┌──
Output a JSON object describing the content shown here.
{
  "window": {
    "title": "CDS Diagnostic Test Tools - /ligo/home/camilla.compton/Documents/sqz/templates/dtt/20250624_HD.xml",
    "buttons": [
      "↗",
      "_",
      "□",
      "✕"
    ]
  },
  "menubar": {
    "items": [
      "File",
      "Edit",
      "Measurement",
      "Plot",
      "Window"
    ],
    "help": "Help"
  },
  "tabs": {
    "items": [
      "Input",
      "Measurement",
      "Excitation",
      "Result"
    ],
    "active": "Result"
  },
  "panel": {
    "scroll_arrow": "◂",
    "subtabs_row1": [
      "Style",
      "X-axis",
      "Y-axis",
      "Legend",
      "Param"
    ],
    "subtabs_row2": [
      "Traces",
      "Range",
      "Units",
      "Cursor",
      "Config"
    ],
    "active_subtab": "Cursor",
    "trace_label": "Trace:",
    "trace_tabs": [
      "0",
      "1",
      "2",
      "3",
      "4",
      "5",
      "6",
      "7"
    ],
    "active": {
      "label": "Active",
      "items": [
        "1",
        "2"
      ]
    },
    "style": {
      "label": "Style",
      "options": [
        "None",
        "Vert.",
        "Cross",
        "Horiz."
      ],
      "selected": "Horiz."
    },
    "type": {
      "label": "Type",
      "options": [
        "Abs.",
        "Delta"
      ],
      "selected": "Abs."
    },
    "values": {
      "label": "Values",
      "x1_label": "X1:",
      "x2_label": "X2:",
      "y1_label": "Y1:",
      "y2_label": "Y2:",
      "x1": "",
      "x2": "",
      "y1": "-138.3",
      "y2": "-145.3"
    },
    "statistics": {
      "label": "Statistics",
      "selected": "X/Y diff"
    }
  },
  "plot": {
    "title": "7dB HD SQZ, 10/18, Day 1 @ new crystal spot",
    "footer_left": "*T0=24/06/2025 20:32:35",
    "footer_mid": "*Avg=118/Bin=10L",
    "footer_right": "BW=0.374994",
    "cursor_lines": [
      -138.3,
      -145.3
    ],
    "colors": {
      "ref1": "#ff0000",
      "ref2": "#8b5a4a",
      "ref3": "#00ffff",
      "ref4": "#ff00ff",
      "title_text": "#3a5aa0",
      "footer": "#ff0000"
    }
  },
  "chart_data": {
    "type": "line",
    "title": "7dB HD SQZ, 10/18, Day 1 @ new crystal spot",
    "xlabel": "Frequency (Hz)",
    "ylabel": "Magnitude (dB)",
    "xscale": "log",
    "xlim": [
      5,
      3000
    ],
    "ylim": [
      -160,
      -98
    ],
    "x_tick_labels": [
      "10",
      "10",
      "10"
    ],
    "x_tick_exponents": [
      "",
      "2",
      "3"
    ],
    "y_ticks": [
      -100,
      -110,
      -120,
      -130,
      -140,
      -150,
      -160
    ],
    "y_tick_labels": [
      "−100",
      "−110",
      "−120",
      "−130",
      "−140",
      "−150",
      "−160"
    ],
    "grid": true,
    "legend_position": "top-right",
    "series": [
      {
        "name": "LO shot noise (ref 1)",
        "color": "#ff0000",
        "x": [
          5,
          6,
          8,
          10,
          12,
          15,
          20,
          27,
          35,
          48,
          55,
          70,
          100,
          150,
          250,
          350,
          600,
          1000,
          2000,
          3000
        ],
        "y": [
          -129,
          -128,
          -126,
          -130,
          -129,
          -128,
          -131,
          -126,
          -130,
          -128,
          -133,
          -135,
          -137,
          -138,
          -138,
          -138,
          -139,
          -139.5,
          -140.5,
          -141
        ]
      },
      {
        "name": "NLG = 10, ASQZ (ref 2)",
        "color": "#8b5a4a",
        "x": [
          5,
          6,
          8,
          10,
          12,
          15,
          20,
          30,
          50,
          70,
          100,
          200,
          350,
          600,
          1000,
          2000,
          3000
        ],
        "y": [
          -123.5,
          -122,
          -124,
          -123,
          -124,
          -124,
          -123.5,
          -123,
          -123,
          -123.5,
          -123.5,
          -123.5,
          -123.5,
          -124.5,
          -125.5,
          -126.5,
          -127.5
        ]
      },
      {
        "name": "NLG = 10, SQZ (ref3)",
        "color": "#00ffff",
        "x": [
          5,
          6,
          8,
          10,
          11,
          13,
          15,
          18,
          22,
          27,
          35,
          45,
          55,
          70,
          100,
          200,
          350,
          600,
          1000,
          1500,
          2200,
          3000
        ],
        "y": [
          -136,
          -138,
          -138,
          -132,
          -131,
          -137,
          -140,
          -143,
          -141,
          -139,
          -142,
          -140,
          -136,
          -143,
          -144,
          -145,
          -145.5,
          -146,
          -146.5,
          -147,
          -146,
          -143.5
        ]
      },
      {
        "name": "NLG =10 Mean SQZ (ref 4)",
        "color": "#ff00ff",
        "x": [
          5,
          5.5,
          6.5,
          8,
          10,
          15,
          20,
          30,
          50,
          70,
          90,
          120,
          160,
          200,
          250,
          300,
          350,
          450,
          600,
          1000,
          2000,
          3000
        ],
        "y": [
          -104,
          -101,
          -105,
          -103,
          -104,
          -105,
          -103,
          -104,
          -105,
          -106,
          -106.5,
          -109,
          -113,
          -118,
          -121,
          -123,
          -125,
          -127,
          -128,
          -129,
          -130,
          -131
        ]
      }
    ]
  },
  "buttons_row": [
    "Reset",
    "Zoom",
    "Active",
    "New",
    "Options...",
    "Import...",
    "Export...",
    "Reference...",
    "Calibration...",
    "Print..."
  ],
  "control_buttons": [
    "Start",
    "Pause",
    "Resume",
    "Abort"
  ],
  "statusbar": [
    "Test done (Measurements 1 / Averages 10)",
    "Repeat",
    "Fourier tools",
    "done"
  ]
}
└──
Your task is to print the whole listing again exactly.

Output a JSON object describing the content shown here.
{
  "window": {
    "title": "CDS Diagnostic Test Tools - /ligo/home/camilla.compton/Documents/sqz/templates/dtt/20250624_HD.xml",
    "buttons": [
      "↗",
      "_",
      "□",
      "✕"
    ]
  },
  "menubar": {
    "items": [
      "File",
      "Edit",
      "Measurement",
      "Plot",
      "Window"
    ],
    "help": "Help"
  },
  "tabs": {
    "items": [
      "Input",
      "Measurement",
      "Excitation",
      "Result"
    ],
    "active": "Result"
  },
  "panel": {
    "scroll_arrow": "◂",
    "subtabs_row1": [
      "Style",
      "X-axis",
      "Y-axis",
      "Legend",
      "Param"
    ],
    "subtabs_row2": [
      "Traces",
      "Range",
      "Units",
      "Cursor",
      "Config"
    ],
    "active_subtab": "Cursor",
    "trace_label": "Trace:",
    "trace_tabs": [
      "0",
      "1",
      "2",
      "3",
      "4",
      "5",
      "6",
      "7"
    ],
    "active": {
      "label": "Active",
      "items": [
        "1",
        "2"
      ]
    },
    "style": {
      "label": "Style",
      "options": [
        "None",
        "Vert.",
        "Cross",
        "Horiz."
      ],
      "selected": "Horiz."
    },
    "type": {
      "label": "Type",
      "options": [
        "Abs.",
        "Delta"
      ],
      "selected": "Abs."
    },
    "values": {
      "label": "Values",
      "x1_label": "X1:",
      "x2_label": "X2:",
      "y1_label": "Y1:",
      "y2_label": "Y2:",
      "x1": "",
      "x2": "",
      "y1": "-138.3",
      "y2": "-145.3"
    },
    "statistics": {
      "label": "Statistics",
      "selected": "X/Y diff"
    }
  },
  "plot": {
    "title": "7dB HD SQZ, 10/18, Day 1 @ new crystal spot",
    "footer_left": "*T0=24/06/2025 20:32:35",
    "footer_mid": "*Avg=118/Bin=10L",
    "footer_right": "BW=0.374994",
    "cursor_lines": [
      -138.3,
      -145.3
    ],
    "colors": {
      "ref1": "#ff0000",
      "ref2": "#8b5a4a",
      "ref3": "#00ffff",
      "ref4": "#ff00ff",
      "title_text": "#3a5aa0",
      "footer": "#ff0000"
    }
  },
  "chart_data": {
    "type": "line",
    "title": "7dB HD SQZ, 10/18, Day 1 @ new crystal spot",
    "xlabel": "Frequency (Hz)",
    "ylabel": "Magnitude (dB)",
    "xscale": "log",
    "xlim": [
      5,
      3000
    ],
    "ylim": [
      -160,
      -98
    ],
    "x_tick_labels": [
      "10",
      "10",
      "10"
    ],
    "x_tick_exponents": [
      "",
      "2",
      "3"
    ],
    "y_ticks": [
      -100,
      -110,
      -120,
      -130,
      -140,
      -150,
      -160
    ],
    "y_tick_labels": [
      "−100",
      "−110",
      "−120",
      "−130",
      "−140",
      "−150",
      "−160"
    ],
    "grid": true,
    "legend_position": "top-right",
    "series": [
      {
        "name": "LO shot noise (ref 1)",
        "color": "#ff0000",
        "x": [
          5,
          6,
          8,
          10,
          12,
          15,
          20,
          27,
          35,
          48,
          55,
          70,
          100,
          150,
          250,
          350,
          600,
          1000,
          2000,
          3000
        ],
        "y": [
          -129,
          -128,
          -126,
          -130,
          -129,
          -128,
          -131,
          -126,
          -130,
          -128,
          -133,
          -135,
          -137,
          -138,
          -138,
          -138,
          -139,
          -139.5,
          -140.5,
          -141
        ]
      },
      {
        "name": "NLG = 10, ASQZ (ref 2)",
        "color": "#8b5a4a",
        "x": [
          5,
          6,
          8,
          10,
          12,
          15,
          20,
          30,
          50,
          70,
          100,
          200,
          350,
          600,
          1000,
          2000,
          3000
        ],
        "y": [
          -123.5,
          -122,
          -124,
          -123,
          -124,
          -124,
          -123.5,
          -123,
          -123,
          -123.5,
          -123.5,
          -123.5,
          -123.5,
          -124.5,
          -125.5,
          -126.5,
          -127.5
        ]
      },
      {
        "name": "NLG = 10, SQZ (ref3)",
        "color": "#00ffff",
        "x": [
          5,
          6,
          8,
          10,
          11,
          13,
          15,
          18,
          22,
          27,
          35,
          45,
          55,
          70,
          100,
          200,
          350,
          600,
          1000,
          1500,
          2200,
          3000
        ],
        "y": [
          -136,
          -138,
          -138,
          -132,
          -131,
          -137,
          -140,
          -143,
          -141,
          -139,
          -142,
          -140,
          -136,
          -143,
          -144,
          -145,
          -145.5,
          -146,
          -146.5,
          -147,
          -146,
          -143.5
        ]
      },
      {
        "name": "NLG =10 Mean SQZ (ref 4)",
        "color": "#ff00ff",
        "x": [
          5,
          5.5,
          6.5,
          8,
          10,
          15,
          20,
          30,
          50,
          70,
          90,
          120,
          160,
          200,
          250,
          300,
          350,
          450,
          600,
          1000,
          2000,
          3000
        ],
        "y": [
          -104,
          -101,
          -105,
          -103,
          -104,
          -105,
          -103,
          -104,
          -105,
          -106,
          -106.5,
          -109,
          -113,
          -118,
          -121,
          -123,
          -125,
          -127,
          -128,
          -129,
          -130,
          -131
        ]
      }
    ]
  },
  "buttons_row": [
    "Reset",
    "Zoom",
    "Active",
    "New",
    "Options...",
    "Import...",
    "Export...",
    "Reference...",
    "Calibration...",
    "Print..."
  ],
  "control_buttons": [
    "Start",
    "Pause",
    "Resume",
    "Abort"
  ],
  "statusbar": [
    "Test done (Measurements 1 / Averages 10)",
    "Repeat",
    "Fourier tools",
    "done"
  ]
}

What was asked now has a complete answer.